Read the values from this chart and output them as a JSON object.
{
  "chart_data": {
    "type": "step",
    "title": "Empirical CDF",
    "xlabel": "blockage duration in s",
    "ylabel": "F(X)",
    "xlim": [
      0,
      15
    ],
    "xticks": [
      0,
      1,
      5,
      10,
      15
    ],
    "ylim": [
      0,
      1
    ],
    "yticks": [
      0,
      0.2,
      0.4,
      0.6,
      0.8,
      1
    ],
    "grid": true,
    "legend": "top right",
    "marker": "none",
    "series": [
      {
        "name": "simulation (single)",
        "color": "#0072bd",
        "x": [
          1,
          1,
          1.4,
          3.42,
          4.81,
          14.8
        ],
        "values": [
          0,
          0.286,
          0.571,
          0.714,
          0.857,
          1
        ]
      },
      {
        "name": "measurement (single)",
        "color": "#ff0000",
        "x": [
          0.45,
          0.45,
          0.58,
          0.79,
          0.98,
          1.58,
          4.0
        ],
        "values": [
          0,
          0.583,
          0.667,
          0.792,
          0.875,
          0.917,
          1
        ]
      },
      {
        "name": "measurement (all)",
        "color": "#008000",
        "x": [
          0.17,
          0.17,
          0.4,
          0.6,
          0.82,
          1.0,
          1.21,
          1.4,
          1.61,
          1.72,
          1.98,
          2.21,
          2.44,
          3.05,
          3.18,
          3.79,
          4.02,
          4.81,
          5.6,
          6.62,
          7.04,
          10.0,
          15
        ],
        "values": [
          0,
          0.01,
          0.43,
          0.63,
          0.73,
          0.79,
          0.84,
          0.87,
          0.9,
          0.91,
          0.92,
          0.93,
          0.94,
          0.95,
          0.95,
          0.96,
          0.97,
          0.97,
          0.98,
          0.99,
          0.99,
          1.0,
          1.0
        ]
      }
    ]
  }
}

· · · · · · ·

- WHAT TO DO
Copy each line above that contains the word "color".

- TASK OUTPUT
        "color": "#0072bd",
        "color": "#ff0000",
        "color": "#008000",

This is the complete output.